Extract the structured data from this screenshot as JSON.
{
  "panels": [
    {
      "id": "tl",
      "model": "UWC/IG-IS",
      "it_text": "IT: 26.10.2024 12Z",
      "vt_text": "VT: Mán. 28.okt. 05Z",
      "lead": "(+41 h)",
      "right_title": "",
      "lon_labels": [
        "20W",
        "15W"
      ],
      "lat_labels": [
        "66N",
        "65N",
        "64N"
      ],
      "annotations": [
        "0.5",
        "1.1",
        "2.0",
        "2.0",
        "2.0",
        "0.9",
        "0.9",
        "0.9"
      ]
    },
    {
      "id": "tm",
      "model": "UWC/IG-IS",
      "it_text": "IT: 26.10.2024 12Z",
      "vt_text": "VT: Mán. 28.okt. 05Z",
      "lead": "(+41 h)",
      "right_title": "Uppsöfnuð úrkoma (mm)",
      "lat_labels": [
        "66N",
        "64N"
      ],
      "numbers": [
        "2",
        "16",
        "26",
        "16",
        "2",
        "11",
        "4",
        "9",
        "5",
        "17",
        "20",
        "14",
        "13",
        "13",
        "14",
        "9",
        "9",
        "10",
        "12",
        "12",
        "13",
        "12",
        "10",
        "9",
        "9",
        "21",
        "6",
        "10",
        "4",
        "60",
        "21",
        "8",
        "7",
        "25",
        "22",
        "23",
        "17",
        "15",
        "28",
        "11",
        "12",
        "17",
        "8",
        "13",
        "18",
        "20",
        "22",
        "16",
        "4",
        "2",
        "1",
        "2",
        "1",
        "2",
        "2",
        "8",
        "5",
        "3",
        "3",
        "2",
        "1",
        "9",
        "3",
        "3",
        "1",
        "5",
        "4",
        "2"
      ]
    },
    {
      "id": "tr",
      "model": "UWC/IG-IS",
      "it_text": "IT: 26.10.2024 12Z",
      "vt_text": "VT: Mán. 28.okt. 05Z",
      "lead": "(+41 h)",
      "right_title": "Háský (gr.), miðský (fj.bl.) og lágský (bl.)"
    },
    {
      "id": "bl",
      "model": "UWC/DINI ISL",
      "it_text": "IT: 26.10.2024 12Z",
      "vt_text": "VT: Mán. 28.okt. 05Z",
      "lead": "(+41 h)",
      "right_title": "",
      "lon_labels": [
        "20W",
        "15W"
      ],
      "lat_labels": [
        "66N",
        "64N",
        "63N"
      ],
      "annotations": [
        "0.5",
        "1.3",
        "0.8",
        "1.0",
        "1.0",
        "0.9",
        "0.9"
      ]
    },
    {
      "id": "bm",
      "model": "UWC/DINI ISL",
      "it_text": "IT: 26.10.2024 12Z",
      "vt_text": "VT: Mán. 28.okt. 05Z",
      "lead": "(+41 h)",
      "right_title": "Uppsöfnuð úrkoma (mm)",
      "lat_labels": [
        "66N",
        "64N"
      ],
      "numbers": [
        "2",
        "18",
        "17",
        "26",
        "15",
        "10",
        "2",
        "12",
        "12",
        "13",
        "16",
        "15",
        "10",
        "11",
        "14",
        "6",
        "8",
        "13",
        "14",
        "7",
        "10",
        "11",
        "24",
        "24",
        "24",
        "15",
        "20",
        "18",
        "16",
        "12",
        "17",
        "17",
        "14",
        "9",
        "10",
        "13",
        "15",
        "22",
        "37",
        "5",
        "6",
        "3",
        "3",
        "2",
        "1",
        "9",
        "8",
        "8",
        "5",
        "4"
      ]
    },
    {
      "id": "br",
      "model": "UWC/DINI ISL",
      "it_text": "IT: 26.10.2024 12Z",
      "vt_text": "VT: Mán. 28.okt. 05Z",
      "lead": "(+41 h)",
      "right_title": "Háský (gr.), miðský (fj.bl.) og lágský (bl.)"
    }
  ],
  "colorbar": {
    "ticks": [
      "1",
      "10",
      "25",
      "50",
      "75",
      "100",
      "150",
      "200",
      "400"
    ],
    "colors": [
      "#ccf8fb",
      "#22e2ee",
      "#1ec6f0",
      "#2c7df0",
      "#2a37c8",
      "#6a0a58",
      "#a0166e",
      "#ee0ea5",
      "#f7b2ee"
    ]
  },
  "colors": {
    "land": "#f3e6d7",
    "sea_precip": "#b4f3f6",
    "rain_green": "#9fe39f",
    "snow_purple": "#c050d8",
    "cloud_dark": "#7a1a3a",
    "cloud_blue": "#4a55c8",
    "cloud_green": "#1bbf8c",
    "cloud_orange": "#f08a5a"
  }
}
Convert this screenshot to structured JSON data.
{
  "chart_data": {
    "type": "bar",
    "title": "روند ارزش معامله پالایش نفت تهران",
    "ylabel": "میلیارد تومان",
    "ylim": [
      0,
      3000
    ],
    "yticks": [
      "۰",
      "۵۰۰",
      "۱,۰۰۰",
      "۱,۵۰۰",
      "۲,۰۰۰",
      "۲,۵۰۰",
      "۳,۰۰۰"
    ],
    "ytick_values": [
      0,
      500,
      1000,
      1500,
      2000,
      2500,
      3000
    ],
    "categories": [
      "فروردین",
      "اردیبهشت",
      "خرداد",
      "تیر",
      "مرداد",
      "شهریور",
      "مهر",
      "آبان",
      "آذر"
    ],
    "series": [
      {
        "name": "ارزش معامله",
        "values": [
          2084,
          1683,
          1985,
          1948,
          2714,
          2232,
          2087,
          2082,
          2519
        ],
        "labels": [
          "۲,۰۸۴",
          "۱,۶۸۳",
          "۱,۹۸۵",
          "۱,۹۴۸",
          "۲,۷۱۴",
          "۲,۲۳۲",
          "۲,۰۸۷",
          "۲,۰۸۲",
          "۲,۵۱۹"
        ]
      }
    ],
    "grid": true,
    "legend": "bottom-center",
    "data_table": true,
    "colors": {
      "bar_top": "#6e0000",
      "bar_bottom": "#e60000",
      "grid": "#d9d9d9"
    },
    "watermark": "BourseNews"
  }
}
+ + + +
In the records above, find each line that holds the word "JSON"; copy all such lines.

Extract the structured data from this screenshot as JSON.
Convert this screenshot to structured JSON data.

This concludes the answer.